GOAL: Working from the line that contains "Type out the text in this image." down to the last line below, repeat each line exactly.

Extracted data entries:
------------------------------------------------
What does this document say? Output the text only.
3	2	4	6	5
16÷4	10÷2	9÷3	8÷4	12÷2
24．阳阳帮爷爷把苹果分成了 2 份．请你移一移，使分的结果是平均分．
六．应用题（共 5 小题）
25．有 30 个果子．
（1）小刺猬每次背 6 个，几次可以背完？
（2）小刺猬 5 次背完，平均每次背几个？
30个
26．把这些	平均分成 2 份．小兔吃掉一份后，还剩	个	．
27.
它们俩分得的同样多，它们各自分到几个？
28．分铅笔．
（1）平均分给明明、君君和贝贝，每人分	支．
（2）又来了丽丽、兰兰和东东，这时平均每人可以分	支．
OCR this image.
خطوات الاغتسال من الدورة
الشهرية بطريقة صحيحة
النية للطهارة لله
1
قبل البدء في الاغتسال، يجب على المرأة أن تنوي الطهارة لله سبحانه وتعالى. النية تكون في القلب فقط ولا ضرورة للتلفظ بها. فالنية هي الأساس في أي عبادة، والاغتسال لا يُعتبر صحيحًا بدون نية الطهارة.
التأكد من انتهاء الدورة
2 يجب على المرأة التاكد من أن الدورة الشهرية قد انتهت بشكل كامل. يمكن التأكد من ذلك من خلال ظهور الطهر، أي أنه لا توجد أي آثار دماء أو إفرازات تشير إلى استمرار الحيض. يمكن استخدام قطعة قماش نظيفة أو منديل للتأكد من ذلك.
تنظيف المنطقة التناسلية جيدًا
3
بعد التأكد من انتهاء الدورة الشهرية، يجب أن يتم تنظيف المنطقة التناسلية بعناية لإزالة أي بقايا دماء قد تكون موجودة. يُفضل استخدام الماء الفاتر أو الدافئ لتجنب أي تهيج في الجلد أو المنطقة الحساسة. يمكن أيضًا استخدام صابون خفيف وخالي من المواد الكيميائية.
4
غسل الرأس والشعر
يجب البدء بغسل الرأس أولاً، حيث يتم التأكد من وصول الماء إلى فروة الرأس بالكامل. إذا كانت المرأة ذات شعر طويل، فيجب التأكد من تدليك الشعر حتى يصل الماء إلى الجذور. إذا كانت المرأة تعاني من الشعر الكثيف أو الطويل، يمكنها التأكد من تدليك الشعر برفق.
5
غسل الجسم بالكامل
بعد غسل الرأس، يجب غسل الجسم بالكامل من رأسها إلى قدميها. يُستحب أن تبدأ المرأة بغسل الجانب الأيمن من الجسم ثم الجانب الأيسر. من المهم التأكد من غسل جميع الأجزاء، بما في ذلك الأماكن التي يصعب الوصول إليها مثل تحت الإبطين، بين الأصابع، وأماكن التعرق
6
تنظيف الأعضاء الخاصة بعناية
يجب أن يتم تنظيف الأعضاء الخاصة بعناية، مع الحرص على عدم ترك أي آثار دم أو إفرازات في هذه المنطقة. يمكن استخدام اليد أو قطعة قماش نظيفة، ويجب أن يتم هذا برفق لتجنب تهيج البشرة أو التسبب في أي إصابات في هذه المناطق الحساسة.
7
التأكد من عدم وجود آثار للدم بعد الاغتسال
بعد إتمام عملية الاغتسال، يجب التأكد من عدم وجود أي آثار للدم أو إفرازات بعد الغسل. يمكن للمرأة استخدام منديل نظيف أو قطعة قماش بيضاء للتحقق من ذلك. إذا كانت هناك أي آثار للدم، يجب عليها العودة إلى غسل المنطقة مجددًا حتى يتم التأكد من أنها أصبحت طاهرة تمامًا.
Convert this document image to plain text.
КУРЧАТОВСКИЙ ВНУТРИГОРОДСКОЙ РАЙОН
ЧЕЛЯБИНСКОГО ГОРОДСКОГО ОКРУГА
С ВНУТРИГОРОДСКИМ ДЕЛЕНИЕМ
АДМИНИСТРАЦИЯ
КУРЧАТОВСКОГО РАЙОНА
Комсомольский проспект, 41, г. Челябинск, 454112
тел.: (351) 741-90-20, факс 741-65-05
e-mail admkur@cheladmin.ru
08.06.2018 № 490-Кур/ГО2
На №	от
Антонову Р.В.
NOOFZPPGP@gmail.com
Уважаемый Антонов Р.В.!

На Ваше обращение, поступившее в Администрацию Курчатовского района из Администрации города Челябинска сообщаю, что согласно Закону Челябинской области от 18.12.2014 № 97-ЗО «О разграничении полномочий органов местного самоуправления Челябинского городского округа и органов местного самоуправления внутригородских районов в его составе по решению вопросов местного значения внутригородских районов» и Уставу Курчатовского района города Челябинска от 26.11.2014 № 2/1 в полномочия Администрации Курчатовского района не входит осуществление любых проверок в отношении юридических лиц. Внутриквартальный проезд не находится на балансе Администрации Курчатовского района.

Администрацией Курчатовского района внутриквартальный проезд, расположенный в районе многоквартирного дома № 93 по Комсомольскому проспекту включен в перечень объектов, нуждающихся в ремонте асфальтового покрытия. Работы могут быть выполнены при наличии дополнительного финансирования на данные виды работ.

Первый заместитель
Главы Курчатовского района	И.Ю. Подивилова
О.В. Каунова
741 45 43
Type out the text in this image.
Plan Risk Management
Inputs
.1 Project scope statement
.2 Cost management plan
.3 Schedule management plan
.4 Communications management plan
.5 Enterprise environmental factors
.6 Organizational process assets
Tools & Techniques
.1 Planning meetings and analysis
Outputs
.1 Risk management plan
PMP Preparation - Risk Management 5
------------------------------------------------
ANSWER FOR THE TASK:
Type out the text in this image.
Plan Risk Management
Inputs
.1 Project scope statement
.2 Cost management plan
.3 Schedule management plan
.4 Communications management plan
.5 Enterprise environmental factors
.6 Organizational process assets
Tools & Techniques
.1 Planning meetings and analysis
Outputs
.1 Risk management plan
PMP Preparation - Risk Management 5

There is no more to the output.